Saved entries
━━━━━━━━━━━━━━━━

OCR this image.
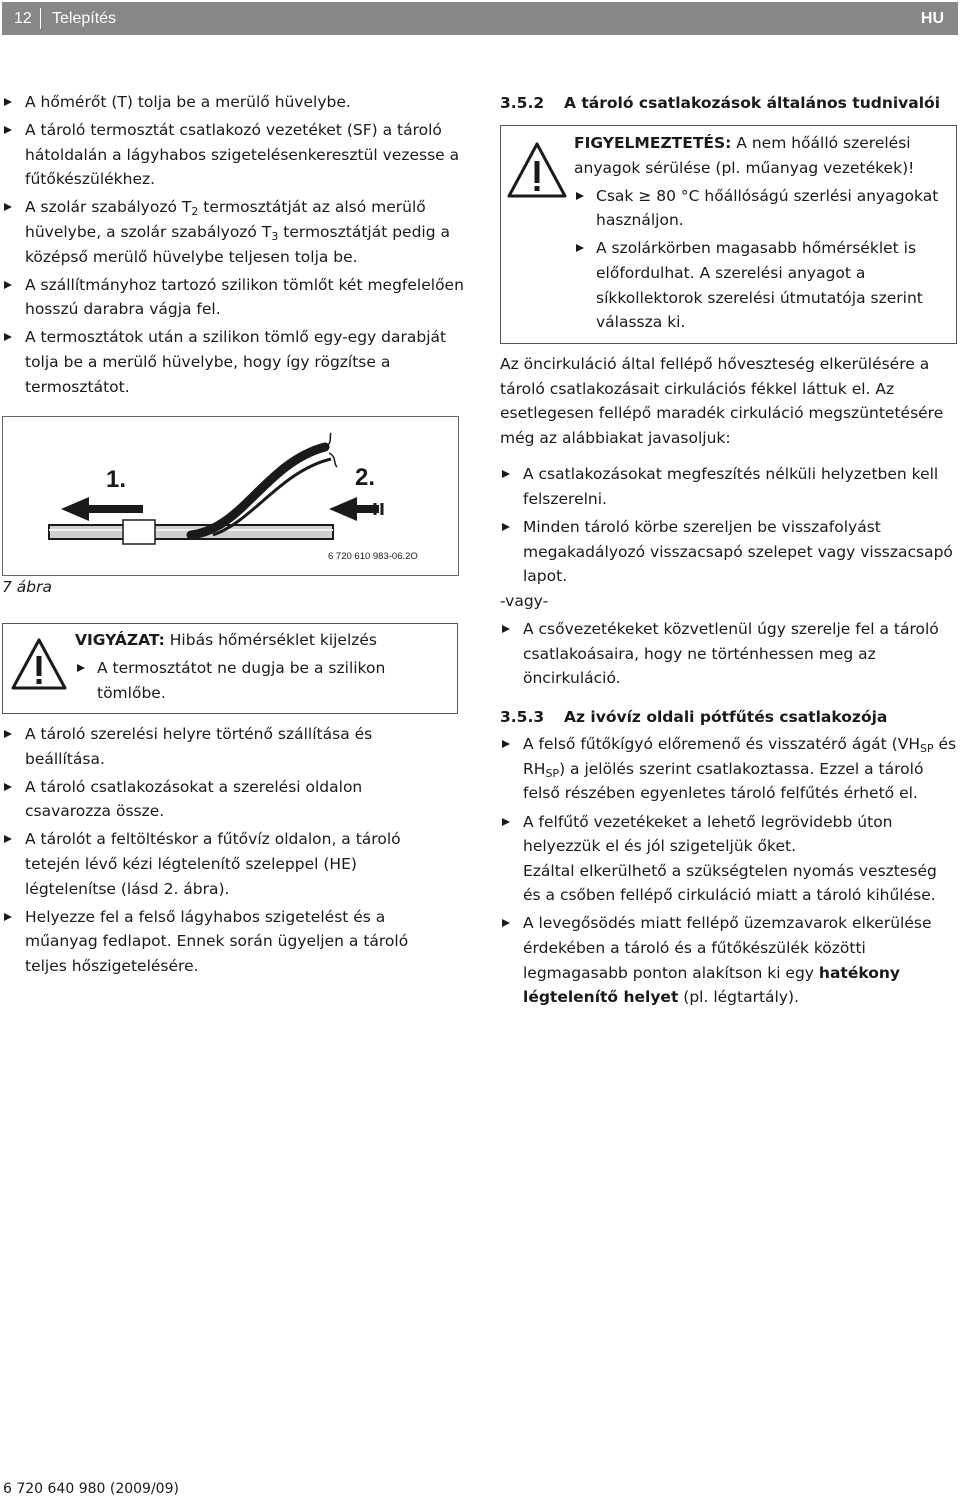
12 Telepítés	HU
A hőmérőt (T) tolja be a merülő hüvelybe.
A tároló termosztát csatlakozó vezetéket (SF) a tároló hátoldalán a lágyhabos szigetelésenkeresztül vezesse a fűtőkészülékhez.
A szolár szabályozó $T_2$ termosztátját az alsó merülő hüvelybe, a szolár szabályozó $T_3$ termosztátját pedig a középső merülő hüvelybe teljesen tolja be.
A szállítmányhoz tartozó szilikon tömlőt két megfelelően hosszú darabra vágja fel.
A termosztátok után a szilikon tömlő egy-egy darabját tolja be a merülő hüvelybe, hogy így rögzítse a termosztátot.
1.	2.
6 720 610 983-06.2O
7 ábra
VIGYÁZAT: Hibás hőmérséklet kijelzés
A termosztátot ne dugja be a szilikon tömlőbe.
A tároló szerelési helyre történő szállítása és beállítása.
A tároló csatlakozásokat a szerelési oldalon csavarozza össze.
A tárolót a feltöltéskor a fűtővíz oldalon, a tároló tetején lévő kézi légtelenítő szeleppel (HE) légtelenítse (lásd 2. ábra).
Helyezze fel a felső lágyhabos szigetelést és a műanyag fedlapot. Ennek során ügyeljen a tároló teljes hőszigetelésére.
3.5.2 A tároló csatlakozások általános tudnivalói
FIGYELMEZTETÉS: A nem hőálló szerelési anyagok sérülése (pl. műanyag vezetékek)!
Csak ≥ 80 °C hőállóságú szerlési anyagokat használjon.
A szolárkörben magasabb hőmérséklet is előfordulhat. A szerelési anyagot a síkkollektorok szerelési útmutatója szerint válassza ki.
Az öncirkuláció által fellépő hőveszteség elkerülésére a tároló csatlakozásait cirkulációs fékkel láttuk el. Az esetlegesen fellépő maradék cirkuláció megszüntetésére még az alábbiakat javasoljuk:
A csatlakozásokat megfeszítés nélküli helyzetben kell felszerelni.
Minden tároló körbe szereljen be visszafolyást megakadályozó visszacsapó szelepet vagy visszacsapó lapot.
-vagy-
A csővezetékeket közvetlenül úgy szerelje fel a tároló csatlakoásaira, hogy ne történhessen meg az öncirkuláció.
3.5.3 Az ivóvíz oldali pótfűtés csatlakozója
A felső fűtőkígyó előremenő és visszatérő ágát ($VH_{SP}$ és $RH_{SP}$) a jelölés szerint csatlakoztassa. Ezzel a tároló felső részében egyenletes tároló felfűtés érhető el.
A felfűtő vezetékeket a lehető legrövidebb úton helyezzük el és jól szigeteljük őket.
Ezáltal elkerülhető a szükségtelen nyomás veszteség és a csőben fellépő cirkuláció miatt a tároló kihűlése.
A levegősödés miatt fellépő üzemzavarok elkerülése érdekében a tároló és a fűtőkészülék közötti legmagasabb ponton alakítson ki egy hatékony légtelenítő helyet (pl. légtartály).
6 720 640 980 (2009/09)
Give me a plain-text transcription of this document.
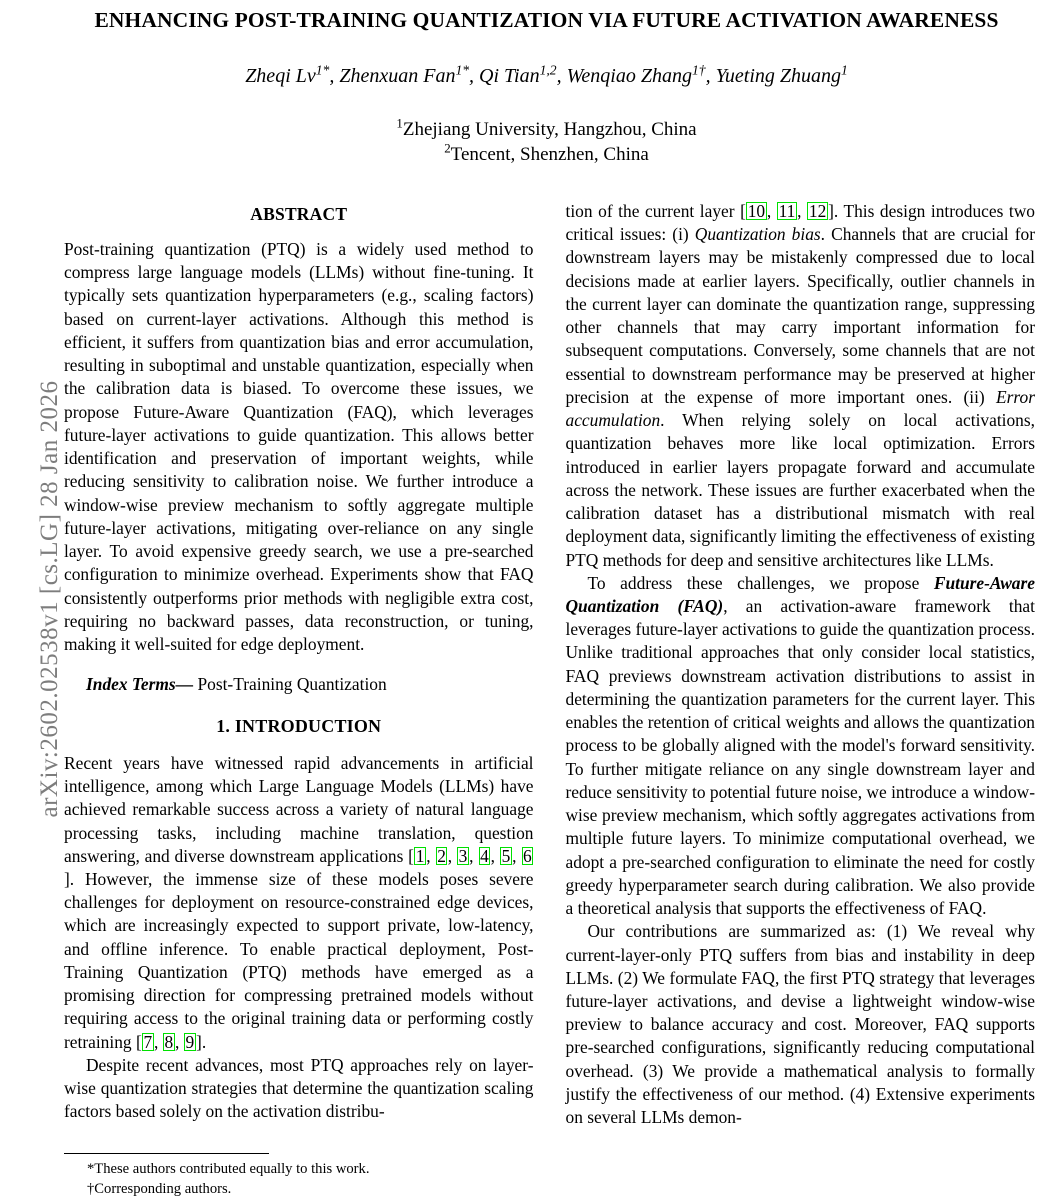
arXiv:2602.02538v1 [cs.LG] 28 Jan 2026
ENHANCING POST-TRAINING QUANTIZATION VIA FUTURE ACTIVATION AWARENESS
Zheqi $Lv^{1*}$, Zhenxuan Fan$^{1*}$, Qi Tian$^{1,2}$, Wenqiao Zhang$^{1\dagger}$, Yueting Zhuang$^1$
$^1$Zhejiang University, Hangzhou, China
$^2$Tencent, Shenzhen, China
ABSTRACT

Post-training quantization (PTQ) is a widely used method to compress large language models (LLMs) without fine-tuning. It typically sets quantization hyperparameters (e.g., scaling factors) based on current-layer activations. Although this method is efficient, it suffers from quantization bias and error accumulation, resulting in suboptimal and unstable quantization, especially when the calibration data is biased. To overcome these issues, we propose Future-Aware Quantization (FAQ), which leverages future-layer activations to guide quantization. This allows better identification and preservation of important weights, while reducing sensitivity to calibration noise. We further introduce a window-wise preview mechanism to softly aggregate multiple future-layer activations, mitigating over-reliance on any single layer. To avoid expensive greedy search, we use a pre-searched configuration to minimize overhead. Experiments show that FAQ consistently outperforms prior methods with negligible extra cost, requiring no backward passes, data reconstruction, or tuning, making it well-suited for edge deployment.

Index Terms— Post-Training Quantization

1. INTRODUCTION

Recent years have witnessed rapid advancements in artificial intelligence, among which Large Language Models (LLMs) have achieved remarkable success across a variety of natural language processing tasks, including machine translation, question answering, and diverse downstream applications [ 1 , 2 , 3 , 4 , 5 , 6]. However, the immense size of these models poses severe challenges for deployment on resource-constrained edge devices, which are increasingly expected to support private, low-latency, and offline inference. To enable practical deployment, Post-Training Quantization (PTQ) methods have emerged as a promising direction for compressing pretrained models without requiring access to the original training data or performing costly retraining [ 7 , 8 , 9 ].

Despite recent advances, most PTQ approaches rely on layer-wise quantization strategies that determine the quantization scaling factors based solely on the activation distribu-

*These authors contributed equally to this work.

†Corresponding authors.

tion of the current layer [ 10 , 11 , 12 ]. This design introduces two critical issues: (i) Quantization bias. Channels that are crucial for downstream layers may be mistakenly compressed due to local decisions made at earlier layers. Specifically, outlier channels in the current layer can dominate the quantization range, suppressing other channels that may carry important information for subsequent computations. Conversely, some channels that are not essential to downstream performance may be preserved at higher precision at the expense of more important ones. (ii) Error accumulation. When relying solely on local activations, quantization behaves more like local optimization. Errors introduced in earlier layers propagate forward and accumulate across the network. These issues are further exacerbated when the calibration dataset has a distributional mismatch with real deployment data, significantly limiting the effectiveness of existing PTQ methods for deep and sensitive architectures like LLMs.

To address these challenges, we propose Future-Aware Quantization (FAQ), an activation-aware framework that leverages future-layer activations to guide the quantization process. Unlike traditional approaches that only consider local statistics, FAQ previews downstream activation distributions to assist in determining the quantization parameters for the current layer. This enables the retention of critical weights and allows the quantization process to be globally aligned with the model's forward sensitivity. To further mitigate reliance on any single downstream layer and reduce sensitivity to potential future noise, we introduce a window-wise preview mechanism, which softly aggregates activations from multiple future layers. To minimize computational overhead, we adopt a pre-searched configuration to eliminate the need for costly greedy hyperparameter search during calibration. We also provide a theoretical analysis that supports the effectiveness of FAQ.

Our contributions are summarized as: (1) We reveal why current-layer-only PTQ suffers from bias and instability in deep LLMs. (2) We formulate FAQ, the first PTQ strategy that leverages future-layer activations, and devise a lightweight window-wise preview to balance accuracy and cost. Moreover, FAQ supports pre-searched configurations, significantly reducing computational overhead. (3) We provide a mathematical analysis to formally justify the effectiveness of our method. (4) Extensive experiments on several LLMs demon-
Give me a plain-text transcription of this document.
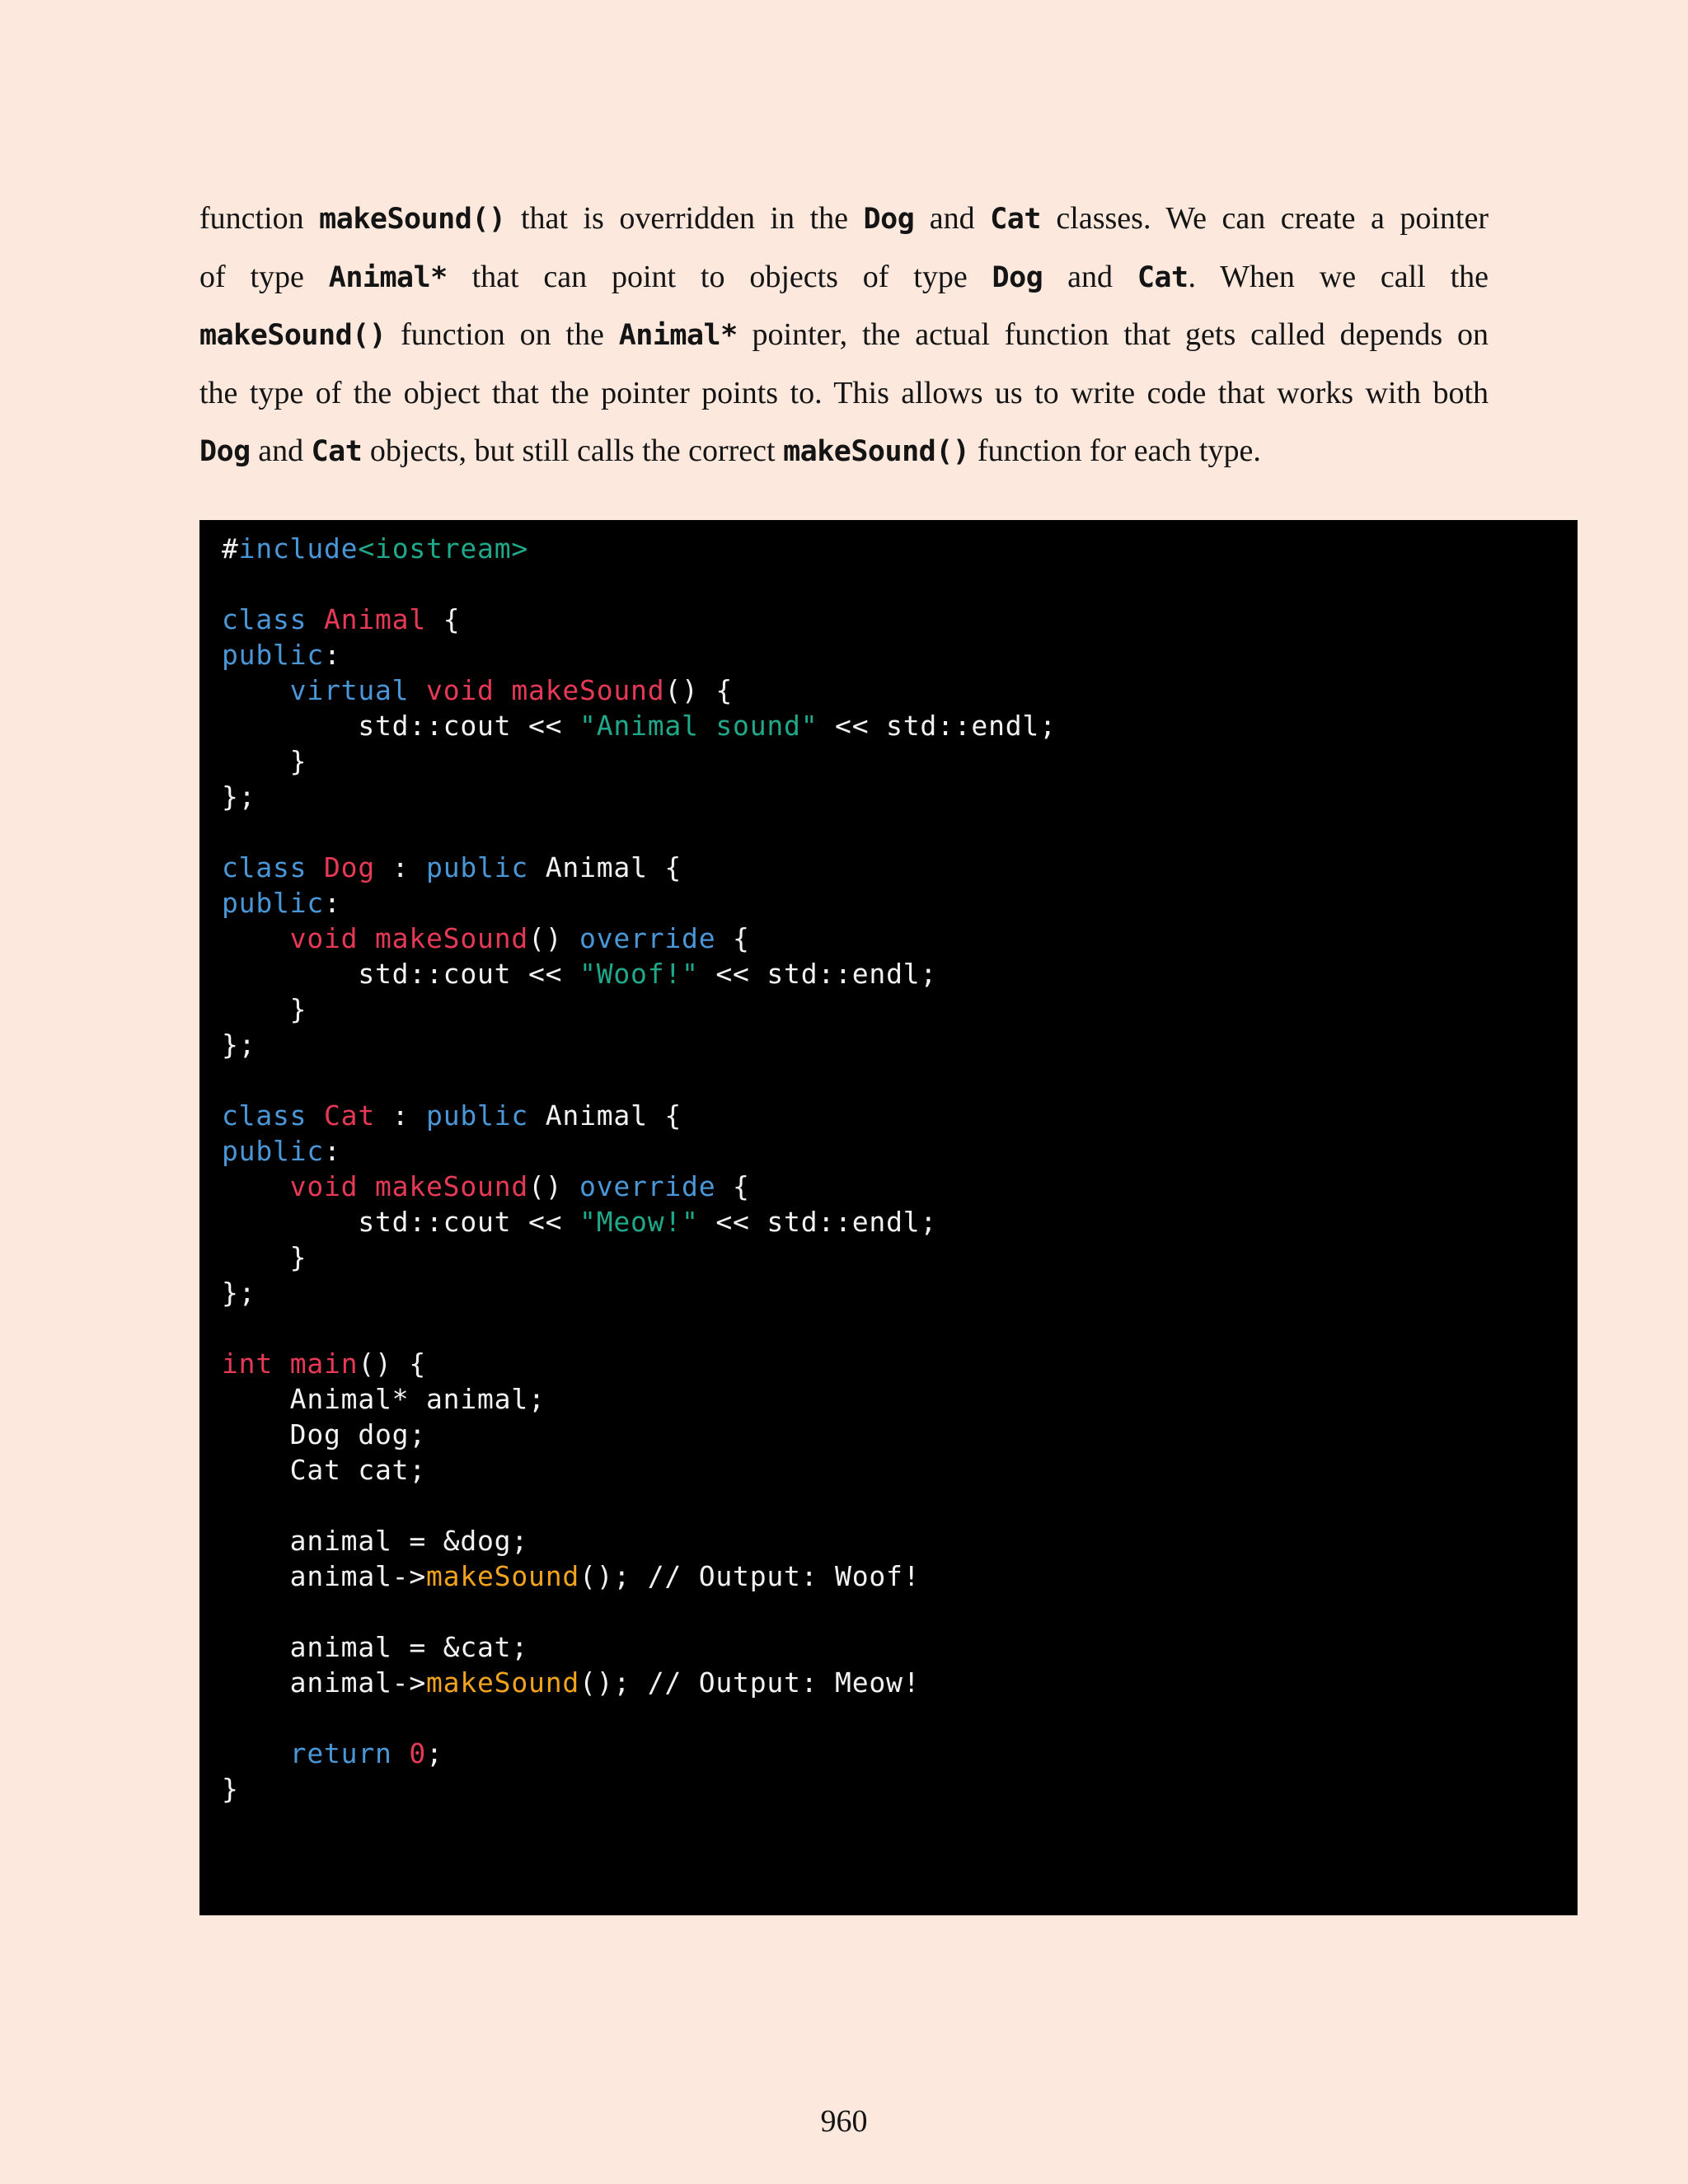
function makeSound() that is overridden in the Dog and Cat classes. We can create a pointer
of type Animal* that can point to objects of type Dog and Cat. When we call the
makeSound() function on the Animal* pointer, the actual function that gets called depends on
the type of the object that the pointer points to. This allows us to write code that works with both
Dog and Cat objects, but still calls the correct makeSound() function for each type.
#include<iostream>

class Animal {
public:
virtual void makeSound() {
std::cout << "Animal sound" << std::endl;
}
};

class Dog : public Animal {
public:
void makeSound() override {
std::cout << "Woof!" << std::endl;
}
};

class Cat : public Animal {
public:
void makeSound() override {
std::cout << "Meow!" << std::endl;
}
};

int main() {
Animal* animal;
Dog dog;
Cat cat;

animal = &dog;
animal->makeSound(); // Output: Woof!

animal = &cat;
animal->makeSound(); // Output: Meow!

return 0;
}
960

━━━━━━━━━━━━━━━━

The request =
Look through the records above and report how many lines hold the word "makeSound", giving only the number.

Full solution =
8